*Source material*:
►
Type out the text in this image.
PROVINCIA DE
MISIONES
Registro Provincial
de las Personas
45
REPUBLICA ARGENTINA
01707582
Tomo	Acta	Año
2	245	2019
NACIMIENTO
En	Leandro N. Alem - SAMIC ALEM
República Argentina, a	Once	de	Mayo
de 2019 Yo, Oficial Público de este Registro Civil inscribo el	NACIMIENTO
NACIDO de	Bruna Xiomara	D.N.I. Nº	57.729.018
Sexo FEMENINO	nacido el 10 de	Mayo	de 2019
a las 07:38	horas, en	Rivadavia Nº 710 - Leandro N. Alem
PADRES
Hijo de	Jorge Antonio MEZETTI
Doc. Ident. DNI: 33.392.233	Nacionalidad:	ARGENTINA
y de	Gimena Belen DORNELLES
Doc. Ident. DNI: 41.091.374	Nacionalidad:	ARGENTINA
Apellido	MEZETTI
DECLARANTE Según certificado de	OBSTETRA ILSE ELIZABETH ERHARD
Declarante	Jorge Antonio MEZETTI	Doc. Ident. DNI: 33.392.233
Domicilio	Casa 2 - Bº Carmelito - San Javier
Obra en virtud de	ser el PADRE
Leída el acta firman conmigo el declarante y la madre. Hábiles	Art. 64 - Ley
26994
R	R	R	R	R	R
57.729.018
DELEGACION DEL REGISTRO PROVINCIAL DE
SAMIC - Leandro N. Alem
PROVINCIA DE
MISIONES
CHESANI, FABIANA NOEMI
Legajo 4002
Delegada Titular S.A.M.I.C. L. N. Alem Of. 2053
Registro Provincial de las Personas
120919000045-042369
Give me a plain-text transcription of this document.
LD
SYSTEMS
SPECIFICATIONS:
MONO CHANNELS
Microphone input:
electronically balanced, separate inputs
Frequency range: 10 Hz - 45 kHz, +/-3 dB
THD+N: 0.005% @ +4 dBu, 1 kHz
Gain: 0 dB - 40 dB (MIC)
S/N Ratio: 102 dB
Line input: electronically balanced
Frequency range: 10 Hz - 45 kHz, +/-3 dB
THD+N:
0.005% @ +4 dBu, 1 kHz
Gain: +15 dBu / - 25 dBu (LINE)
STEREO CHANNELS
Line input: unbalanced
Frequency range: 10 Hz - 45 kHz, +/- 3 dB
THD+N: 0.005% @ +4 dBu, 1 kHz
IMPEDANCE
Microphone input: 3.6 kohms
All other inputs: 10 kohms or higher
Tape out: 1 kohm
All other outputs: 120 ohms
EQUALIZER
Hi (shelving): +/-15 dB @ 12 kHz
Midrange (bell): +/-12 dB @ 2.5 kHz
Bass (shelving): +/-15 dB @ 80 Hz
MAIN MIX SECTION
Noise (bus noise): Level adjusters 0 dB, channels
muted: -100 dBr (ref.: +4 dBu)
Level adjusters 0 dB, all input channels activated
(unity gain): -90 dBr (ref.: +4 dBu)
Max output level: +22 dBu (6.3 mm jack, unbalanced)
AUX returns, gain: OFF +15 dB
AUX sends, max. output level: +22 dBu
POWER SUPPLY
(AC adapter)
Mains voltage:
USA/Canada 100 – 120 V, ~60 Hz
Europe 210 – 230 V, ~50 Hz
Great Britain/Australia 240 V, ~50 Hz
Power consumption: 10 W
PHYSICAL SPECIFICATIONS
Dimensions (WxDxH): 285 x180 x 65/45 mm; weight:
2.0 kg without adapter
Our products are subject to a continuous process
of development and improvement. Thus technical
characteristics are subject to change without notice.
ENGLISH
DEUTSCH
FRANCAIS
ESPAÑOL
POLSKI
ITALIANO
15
◄
*Written task*:
Print only the lines from the one with "Give me a plain-text" to the end of the records, both included.

*Solution for this task*:
Give me a plain-text transcription of this document.
LD
SYSTEMS
SPECIFICATIONS:
MONO CHANNELS
Microphone input:
electronically balanced, separate inputs
Frequency range: 10 Hz - 45 kHz, +/-3 dB
THD+N: 0.005% @ +4 dBu, 1 kHz
Gain: 0 dB - 40 dB (MIC)
S/N Ratio: 102 dB
Line input: electronically balanced
Frequency range: 10 Hz - 45 kHz, +/-3 dB
THD+N:
0.005% @ +4 dBu, 1 kHz
Gain: +15 dBu / - 25 dBu (LINE)
STEREO CHANNELS
Line input: unbalanced
Frequency range: 10 Hz - 45 kHz, +/- 3 dB
THD+N: 0.005% @ +4 dBu, 1 kHz
IMPEDANCE
Microphone input: 3.6 kohms
All other inputs: 10 kohms or higher
Tape out: 1 kohm
All other outputs: 120 ohms
EQUALIZER
Hi (shelving): +/-15 dB @ 12 kHz
Midrange (bell): +/-12 dB @ 2.5 kHz
Bass (shelving): +/-15 dB @ 80 Hz
MAIN MIX SECTION
Noise (bus noise): Level adjusters 0 dB, channels
muted: -100 dBr (ref.: +4 dBu)
Level adjusters 0 dB, all input channels activated
(unity gain): -90 dBr (ref.: +4 dBu)
Max output level: +22 dBu (6.3 mm jack, unbalanced)
AUX returns, gain: OFF +15 dB
AUX sends, max. output level: +22 dBu
POWER SUPPLY
(AC adapter)
Mains voltage:
USA/Canada 100 – 120 V, ~60 Hz
Europe 210 – 230 V, ~50 Hz
Great Britain/Australia 240 V, ~50 Hz
Power consumption: 10 W
PHYSICAL SPECIFICATIONS
Dimensions (WxDxH): 285 x180 x 65/45 mm; weight:
2.0 kg without adapter
Our products are subject to a continuous process
of development and improvement. Thus technical
characteristics are subject to change without notice.
ENGLISH
DEUTSCH
FRANCAIS
ESPAÑOL
POLSKI
ITALIANO
15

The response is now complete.